= Exercise 1 =
Answer these questions from the post on work norms, one answer per line marked to match:
(a) What word does the post name as the LinkedIn word of the year?
(b) What new feature did LinkedIn announce?
(c) For how long did the writer scale back to care for children?

= Source =
────────
Here are three ways I predict the Great ReThink will impact our work norms:

Part-time (or contract) work will be increasingly common

Flexibility is the LinkedIn word of the year. Employers are recognizing that their teams want flexibility in where and when they work. Much of that conversation is in reference to full-time employees, but in anecdotal conversations, I’m seeing a huge rise in the number of people who are leaning into part-time, or even contract work.

(And in the US, that begs the question, what about healthcare? Which going to be a post for another day…)

Career breaks will be more accepted (thank heavens)

Recently, LinkedIn announced a new feature called career breaks, saying: We’re rolling out the ability for our members to add a Career Break to their Profile, whether it was taken for full-time parenting, bereavement, caregiving, a gap year, layoff, or other life needs or experiences.

We’ve heard from our members, including 68% of women, who’ve said they wanted more ways to positively represent their career breaks by highlighting skills learned and experiences they had during a work pause.

Hallelujah! This announcement from LinkedIn is emblematic of the larger shift taking place in the talent landscape. Life very rarely follows the linear climbing of a traditional org chart. As someone who scaled back for an entire decade to take care of my children, I was delighted to see that employers are recognizing the value these whole-life experiences bring and the need to validate career breaks.
────────
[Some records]
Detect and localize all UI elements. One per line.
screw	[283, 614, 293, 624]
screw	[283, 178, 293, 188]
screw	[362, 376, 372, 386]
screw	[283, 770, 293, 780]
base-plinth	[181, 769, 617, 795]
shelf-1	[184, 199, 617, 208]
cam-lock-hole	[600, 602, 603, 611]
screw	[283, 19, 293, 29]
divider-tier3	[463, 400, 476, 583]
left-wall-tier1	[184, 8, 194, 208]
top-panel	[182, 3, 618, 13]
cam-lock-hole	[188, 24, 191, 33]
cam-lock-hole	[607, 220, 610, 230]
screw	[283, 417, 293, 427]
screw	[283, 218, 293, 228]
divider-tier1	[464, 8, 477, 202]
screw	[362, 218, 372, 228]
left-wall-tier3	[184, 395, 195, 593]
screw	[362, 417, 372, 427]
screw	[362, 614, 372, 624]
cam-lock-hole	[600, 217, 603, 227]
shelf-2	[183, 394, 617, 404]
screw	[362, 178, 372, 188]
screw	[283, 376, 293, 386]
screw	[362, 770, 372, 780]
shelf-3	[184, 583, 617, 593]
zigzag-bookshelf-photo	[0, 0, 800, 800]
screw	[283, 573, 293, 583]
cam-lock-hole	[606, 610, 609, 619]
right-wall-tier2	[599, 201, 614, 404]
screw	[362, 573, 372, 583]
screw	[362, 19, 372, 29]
────────
= Exercise 2 =
Write out every line of the records above again, unchanged.

= Response 1 =
(a) Flexibility
(b) Career breaks
(c) An entire decade

= Response 2 =
Detect and localize all UI elements. One per line.
screw	[283, 614, 293, 624]
screw	[283, 178, 293, 188]
screw	[362, 376, 372, 386]
screw	[283, 770, 293, 780]
base-plinth	[181, 769, 617, 795]
shelf-1	[184, 199, 617, 208]
cam-lock-hole	[600, 602, 603, 611]
screw	[283, 19, 293, 29]
divider-tier3	[463, 400, 476, 583]
left-wall-tier1	[184, 8, 194, 208]
top-panel	[182, 3, 618, 13]
cam-lock-hole	[188, 24, 191, 33]
cam-lock-hole	[607, 220, 610, 230]
screw	[283, 417, 293, 427]
screw	[283, 218, 293, 228]
divider-tier1	[464, 8, 477, 202]
screw	[362, 218, 372, 228]
left-wall-tier3	[184, 395, 195, 593]
screw	[362, 417, 372, 427]
screw	[362, 614, 372, 624]
cam-lock-hole	[600, 217, 603, 227]
shelf-2	[183, 394, 617, 404]
screw	[362, 178, 372, 188]
screw	[283, 376, 293, 386]
screw	[362, 770, 372, 780]
shelf-3	[184, 583, 617, 593]
zigzag-bookshelf-photo	[0, 0, 800, 800]
screw	[283, 573, 293, 583]
cam-lock-hole	[606, 610, 609, 619]
right-wall-tier2	[599, 201, 614, 404]
screw	[362, 573, 372, 583]
screw	[362, 19, 372, 29]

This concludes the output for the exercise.